[Written exercise]:
Locate every line in the material below that has the word "profile". Copy each of those lines.
::: Exercise material
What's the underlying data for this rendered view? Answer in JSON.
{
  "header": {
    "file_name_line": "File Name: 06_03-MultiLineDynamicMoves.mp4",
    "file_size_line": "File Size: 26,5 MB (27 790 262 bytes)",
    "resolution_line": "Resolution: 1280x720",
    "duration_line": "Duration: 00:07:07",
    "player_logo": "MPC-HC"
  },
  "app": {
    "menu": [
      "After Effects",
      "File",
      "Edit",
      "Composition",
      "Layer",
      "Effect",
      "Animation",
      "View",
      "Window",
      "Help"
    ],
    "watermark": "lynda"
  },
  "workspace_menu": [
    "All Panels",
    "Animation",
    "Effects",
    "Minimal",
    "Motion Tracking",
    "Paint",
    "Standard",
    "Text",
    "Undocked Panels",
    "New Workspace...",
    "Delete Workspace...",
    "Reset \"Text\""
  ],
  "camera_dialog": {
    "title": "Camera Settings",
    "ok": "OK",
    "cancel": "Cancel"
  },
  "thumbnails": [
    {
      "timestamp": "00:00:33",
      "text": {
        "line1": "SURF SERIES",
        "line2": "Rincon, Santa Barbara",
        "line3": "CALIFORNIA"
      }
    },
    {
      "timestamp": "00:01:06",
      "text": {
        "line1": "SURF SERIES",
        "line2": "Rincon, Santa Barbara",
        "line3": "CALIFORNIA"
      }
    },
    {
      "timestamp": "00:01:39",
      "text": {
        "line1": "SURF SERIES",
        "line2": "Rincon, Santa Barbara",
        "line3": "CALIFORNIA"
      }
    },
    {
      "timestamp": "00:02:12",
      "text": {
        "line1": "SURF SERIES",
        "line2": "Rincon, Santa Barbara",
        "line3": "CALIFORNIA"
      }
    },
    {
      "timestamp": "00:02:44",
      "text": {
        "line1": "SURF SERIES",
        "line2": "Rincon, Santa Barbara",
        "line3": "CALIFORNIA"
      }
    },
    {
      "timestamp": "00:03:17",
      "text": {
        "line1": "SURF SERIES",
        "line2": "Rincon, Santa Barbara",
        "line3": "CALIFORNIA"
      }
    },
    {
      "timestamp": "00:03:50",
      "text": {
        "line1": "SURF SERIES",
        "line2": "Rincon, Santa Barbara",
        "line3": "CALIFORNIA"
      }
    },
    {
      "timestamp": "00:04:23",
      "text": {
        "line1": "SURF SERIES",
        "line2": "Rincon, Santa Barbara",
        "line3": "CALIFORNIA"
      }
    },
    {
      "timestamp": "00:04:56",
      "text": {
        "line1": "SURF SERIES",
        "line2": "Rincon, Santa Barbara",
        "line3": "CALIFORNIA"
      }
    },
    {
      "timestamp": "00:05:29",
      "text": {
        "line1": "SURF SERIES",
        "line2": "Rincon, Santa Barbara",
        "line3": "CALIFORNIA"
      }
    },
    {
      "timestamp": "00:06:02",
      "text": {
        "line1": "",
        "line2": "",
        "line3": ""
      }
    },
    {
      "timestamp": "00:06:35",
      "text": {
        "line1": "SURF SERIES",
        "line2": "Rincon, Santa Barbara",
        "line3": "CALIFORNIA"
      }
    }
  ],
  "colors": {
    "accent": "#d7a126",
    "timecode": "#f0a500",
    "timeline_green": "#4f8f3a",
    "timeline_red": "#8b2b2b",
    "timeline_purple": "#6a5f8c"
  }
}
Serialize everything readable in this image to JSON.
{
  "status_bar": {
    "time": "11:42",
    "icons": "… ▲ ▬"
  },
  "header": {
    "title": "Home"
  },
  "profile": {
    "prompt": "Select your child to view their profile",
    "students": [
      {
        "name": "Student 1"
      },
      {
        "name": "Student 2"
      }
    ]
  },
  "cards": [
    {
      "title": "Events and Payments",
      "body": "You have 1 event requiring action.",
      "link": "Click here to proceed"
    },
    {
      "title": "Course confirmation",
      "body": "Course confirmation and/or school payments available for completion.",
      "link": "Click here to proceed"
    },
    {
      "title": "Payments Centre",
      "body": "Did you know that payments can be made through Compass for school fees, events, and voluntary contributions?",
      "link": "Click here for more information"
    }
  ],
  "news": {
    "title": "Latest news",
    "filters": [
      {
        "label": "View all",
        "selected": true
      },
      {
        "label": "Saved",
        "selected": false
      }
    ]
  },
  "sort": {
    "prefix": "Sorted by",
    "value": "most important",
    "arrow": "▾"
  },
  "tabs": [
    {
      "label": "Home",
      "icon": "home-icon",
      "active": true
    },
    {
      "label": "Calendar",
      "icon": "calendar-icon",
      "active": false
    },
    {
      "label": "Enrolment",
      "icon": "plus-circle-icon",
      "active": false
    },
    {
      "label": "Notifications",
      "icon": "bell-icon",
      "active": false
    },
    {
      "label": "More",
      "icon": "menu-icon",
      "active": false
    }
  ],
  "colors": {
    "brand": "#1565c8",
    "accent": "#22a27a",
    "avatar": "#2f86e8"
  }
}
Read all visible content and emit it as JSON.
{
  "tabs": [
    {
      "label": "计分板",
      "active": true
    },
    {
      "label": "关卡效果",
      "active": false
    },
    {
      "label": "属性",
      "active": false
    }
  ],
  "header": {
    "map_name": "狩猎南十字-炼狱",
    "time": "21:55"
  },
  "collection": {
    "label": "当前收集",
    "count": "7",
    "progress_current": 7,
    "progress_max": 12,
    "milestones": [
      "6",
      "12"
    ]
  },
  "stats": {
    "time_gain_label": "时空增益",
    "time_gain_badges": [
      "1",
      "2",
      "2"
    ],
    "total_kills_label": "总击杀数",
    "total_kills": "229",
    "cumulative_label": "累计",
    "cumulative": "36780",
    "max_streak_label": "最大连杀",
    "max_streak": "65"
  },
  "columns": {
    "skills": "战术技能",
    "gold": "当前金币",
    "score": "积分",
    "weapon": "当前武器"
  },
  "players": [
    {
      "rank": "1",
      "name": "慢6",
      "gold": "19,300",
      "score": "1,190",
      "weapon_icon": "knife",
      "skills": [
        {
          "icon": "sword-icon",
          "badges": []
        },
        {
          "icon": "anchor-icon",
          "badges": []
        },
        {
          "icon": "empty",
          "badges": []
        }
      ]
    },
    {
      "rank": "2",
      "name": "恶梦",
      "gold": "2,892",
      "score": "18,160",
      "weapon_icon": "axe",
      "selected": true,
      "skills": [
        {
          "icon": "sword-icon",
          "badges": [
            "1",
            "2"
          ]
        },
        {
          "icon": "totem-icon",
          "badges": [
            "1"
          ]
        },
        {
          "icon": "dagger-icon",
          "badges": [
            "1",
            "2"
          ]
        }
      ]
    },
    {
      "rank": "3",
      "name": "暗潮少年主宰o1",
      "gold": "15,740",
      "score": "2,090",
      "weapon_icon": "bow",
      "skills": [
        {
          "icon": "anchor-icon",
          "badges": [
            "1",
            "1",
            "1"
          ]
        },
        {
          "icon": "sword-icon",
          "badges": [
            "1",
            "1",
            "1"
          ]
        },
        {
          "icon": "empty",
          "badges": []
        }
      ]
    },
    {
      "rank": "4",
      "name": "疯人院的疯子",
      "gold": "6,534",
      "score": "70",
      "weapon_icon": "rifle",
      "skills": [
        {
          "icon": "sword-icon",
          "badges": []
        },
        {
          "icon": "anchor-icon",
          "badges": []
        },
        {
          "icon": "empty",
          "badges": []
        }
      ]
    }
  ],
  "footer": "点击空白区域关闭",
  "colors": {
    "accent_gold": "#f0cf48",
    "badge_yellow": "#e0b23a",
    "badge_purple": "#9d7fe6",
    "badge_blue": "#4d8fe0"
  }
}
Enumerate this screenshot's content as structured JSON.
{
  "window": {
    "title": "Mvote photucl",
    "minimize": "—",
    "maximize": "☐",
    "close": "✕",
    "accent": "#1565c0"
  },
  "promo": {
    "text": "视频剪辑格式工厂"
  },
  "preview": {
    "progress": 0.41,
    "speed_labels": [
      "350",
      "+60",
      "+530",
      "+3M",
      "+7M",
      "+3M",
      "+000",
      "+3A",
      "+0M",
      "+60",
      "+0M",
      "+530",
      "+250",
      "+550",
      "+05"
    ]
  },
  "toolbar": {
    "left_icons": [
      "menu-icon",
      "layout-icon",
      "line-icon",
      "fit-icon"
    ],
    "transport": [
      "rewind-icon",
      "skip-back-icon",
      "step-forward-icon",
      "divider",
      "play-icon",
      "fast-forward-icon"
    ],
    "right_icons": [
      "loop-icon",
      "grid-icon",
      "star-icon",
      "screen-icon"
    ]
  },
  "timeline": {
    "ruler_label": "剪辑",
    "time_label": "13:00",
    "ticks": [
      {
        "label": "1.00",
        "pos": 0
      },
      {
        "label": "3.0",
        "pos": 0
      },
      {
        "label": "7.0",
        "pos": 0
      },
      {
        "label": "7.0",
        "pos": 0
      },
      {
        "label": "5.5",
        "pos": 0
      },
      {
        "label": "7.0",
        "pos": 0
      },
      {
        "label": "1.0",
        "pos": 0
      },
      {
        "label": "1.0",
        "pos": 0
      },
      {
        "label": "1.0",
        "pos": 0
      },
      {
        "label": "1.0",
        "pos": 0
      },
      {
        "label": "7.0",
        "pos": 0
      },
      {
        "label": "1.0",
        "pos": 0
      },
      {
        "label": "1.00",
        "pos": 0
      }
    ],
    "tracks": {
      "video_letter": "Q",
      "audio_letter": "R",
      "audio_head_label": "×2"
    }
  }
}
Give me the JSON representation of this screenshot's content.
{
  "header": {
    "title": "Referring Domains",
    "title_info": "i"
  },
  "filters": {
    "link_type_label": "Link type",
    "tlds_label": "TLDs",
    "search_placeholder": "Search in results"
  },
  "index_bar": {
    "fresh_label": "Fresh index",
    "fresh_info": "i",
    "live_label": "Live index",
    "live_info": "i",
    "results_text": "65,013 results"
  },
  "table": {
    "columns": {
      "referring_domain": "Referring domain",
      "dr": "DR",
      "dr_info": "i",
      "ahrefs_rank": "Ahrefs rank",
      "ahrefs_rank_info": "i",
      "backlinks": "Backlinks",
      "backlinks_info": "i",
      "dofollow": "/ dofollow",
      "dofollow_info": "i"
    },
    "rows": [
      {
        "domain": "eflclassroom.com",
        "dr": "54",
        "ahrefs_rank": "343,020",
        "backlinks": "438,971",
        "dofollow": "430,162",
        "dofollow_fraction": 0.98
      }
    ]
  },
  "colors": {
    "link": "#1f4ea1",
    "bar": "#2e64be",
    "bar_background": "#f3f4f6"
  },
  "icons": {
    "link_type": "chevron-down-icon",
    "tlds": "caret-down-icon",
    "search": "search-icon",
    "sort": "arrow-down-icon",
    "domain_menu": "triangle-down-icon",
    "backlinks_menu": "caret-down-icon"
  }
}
::::::
[Task solution]:
  "profile": {
    "prompt": "Select your child to view their profile",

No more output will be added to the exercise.